━━━━━ Rows ━━━━━

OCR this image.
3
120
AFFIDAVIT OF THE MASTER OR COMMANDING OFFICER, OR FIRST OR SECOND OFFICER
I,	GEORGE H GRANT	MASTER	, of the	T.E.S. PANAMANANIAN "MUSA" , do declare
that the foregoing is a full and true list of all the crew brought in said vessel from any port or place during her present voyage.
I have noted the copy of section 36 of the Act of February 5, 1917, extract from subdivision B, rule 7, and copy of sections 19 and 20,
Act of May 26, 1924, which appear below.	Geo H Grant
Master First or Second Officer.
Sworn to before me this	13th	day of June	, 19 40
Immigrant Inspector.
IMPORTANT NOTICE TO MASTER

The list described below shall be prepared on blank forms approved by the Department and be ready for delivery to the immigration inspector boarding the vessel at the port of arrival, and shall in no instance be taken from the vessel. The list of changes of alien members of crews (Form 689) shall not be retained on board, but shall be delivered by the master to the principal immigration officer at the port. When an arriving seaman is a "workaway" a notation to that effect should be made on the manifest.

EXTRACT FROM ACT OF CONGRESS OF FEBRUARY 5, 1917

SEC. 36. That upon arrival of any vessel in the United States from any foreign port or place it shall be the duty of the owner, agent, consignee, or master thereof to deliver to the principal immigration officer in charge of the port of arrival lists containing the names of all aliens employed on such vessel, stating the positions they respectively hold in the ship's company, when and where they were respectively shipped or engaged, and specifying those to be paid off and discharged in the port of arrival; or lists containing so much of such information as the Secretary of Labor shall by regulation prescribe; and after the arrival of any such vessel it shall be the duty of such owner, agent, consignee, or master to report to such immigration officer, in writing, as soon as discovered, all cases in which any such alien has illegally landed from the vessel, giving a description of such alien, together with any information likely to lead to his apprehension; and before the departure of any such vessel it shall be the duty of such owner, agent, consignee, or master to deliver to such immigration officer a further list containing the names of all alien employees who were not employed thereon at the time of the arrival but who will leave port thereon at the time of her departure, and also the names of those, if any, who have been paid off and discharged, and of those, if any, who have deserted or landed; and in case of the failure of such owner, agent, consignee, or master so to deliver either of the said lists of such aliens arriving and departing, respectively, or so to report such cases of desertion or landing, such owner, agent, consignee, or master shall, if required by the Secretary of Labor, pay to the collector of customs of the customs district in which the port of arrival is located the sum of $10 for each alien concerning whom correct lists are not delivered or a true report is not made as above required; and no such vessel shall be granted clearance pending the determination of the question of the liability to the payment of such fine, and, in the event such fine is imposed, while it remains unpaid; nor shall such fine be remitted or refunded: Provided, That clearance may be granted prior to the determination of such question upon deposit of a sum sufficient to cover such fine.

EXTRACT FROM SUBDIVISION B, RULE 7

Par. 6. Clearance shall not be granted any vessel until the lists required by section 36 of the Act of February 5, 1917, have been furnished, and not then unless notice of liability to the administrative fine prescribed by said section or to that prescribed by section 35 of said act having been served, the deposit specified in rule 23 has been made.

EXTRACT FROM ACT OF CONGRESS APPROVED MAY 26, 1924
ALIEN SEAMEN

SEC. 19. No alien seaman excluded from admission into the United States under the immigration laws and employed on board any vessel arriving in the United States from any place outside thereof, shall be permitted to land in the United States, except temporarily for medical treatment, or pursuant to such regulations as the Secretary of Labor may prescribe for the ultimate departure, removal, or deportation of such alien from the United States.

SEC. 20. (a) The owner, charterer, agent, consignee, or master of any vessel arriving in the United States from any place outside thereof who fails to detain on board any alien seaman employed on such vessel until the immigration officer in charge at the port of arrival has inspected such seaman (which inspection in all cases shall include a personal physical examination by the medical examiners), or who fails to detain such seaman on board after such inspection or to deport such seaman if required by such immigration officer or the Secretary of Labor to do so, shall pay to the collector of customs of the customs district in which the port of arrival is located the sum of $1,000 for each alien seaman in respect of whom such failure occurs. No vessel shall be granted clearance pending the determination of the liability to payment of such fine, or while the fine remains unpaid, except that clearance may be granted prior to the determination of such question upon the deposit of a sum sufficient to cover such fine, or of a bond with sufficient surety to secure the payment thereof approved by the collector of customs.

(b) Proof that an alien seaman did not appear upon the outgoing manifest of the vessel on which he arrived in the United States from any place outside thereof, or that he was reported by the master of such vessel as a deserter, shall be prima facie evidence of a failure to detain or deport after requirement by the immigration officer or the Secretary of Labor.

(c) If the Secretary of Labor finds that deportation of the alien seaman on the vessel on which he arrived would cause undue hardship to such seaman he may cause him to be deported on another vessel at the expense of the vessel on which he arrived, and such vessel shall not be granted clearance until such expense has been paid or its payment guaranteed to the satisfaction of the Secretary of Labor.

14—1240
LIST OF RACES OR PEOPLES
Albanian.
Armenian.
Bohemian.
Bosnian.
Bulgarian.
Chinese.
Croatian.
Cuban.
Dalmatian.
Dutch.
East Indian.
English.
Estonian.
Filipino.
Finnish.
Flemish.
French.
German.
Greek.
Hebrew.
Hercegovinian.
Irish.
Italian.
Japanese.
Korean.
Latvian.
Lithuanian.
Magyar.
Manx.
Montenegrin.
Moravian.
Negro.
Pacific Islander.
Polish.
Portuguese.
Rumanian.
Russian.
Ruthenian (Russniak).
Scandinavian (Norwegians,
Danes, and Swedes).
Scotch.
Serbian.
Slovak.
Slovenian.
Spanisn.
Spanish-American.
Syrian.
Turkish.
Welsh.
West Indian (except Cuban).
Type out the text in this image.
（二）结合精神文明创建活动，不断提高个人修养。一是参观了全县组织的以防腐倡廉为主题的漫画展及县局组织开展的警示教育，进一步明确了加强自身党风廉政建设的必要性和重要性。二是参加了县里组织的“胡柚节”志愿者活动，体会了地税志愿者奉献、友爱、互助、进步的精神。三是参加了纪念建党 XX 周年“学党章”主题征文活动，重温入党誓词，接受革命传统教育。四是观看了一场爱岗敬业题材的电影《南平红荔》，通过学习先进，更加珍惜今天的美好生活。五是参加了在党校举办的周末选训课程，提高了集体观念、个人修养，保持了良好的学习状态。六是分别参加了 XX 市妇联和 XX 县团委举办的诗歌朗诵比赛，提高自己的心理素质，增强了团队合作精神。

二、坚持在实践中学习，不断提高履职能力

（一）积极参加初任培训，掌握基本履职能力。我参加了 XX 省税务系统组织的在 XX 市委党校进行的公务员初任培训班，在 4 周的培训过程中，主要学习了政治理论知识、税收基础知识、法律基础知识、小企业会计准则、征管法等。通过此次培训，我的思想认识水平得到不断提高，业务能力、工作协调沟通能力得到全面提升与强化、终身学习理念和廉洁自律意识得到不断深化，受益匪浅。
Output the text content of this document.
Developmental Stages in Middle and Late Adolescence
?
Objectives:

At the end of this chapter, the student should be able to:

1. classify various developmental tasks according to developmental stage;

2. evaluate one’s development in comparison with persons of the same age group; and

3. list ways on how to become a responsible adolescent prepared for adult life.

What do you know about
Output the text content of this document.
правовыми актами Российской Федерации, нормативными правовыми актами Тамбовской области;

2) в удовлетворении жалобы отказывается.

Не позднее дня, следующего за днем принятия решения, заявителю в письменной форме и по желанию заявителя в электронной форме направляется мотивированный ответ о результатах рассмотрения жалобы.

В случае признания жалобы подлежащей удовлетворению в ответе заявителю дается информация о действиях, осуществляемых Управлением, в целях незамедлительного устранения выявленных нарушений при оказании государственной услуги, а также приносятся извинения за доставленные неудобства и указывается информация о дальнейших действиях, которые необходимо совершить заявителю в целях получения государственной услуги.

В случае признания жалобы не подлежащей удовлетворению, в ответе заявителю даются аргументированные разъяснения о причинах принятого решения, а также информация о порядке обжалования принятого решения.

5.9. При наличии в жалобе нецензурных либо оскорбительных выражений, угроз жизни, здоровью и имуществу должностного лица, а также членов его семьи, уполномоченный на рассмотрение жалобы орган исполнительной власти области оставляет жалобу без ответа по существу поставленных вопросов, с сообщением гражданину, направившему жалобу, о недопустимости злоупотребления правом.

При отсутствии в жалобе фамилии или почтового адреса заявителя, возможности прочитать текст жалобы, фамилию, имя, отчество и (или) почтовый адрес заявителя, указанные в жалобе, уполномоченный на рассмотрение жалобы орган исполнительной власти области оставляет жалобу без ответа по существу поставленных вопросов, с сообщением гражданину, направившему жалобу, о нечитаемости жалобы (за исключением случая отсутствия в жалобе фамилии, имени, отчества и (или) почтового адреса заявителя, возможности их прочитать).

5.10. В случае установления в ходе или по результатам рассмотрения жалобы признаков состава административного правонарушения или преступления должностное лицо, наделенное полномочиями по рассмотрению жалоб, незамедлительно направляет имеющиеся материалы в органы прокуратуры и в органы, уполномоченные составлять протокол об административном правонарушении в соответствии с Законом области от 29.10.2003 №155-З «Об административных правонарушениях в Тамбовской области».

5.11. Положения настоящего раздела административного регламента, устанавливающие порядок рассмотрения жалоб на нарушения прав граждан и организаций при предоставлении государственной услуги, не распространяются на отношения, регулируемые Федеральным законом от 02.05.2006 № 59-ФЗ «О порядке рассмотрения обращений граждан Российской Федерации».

━━━━━

● Requirement
Return all the lines that contain the string "CONGRESS".

● Completed exercise
EXTRACT FROM ACT OF CONGRESS OF FEBRUARY 5, 1917
EXTRACT FROM ACT OF CONGRESS APPROVED MAY 26, 1924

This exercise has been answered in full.